→ **AIM OF THE TASK**:
In the material below, find every line with "BUZZARD" and pull it out.
..............................
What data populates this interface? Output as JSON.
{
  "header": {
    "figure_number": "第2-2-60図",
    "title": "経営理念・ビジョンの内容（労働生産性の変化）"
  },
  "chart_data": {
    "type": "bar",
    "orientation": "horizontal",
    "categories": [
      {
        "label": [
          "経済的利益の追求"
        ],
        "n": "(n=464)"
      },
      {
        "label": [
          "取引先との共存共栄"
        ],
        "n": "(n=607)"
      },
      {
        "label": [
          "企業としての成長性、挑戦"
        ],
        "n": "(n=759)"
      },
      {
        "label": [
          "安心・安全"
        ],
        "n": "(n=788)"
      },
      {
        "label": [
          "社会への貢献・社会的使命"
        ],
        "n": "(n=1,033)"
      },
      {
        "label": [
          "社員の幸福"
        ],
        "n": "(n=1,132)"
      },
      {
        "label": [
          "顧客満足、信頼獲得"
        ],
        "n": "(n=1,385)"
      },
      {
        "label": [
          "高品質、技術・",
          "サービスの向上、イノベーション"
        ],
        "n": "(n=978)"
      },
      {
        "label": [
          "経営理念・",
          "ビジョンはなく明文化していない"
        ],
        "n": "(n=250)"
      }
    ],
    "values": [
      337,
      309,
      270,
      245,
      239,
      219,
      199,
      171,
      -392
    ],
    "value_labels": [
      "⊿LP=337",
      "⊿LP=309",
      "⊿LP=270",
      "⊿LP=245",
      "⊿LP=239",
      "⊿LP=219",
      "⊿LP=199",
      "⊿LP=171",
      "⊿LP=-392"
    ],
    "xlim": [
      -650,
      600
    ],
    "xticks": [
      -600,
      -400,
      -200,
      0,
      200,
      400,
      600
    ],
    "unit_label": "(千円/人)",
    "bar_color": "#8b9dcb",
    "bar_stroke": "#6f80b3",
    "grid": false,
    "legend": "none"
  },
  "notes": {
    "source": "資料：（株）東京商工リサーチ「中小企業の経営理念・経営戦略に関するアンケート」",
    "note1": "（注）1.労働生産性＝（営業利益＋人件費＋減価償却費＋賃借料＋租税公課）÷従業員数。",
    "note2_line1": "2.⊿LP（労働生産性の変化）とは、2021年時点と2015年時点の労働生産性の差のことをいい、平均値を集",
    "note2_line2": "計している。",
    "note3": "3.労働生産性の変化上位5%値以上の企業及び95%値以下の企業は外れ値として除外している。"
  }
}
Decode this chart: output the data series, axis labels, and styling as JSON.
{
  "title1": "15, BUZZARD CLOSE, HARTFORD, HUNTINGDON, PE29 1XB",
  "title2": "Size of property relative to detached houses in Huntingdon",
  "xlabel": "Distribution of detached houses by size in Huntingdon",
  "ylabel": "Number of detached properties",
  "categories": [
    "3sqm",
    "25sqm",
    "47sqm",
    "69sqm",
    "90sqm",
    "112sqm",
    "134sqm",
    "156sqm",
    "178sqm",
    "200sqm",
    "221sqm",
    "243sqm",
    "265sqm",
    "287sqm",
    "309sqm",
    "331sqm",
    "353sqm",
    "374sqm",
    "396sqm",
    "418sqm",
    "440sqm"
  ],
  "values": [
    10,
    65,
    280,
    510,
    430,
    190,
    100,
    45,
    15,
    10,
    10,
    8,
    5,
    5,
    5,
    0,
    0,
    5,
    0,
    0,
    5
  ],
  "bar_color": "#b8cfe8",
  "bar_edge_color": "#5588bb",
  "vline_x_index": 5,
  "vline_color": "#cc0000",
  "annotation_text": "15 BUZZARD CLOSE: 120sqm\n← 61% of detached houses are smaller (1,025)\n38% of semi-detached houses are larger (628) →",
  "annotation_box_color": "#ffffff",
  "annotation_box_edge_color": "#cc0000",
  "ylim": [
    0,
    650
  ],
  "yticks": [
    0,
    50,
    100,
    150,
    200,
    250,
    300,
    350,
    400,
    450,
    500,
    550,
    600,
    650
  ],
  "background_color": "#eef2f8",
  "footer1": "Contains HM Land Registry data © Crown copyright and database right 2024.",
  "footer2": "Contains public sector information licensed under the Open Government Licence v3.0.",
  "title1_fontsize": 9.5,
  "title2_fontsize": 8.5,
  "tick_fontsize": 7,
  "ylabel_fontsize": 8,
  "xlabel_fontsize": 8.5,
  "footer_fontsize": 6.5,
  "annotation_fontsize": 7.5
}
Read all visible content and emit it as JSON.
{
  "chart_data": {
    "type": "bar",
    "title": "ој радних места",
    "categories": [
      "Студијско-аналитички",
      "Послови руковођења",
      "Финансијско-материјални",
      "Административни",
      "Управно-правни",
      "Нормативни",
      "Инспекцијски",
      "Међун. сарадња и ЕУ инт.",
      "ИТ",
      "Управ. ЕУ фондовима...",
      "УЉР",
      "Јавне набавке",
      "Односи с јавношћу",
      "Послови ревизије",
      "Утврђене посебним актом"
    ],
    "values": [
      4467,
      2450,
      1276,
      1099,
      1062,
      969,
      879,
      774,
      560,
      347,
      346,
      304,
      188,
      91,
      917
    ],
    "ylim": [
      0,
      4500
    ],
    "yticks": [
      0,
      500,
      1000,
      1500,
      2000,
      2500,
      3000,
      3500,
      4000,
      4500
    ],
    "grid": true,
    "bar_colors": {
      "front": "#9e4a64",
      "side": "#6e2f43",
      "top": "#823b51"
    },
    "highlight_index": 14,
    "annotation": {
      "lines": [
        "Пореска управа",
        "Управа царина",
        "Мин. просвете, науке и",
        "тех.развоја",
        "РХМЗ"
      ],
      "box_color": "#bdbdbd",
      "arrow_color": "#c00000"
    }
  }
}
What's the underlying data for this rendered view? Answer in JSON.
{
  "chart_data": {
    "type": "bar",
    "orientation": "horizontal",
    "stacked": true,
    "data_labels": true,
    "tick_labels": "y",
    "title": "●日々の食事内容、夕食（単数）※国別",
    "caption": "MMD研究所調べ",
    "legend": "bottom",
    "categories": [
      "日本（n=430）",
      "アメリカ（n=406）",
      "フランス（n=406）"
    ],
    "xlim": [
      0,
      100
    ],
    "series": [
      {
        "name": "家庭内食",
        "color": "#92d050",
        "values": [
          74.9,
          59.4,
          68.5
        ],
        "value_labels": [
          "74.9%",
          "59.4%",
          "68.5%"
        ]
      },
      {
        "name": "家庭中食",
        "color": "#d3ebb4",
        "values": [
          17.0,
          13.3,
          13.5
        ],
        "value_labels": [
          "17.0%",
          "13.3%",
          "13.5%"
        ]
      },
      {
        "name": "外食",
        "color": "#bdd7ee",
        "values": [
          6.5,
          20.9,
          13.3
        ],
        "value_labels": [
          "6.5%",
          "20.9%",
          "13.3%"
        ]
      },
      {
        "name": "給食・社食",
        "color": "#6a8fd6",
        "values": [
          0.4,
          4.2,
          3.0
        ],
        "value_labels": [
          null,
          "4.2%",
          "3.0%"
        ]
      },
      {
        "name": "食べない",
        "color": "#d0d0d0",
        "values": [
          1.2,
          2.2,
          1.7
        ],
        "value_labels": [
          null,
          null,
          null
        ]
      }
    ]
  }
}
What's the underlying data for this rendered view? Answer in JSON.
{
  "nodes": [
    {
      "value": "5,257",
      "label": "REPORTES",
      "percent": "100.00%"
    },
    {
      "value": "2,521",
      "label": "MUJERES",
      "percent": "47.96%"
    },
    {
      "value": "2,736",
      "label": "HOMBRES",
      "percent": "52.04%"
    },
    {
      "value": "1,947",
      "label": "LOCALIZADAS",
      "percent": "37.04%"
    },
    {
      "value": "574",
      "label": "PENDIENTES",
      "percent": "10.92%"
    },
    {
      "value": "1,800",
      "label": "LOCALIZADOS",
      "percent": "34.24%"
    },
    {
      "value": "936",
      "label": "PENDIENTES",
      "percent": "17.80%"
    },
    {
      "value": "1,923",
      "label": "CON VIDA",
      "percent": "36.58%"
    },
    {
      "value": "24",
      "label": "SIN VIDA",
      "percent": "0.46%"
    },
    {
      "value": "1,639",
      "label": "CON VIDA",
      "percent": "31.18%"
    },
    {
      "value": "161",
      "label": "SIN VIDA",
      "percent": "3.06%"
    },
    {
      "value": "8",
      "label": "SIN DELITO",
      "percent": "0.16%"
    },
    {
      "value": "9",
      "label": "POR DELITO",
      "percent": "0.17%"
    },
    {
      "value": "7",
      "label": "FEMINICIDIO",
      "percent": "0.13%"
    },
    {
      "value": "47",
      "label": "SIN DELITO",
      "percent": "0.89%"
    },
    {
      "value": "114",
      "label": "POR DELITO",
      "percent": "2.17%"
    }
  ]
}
..............................
→ **COMPLETE ANSWER**:
  "title1": "15, BUZZARD CLOSE, HARTFORD, HUNTINGDON, PE29 1XB",
  "annotation_text": "15 BUZZARD CLOSE: 120sqm\n← 61% of detached houses are smaller (1,025)\n38% of semi-detached houses are larger (628) →",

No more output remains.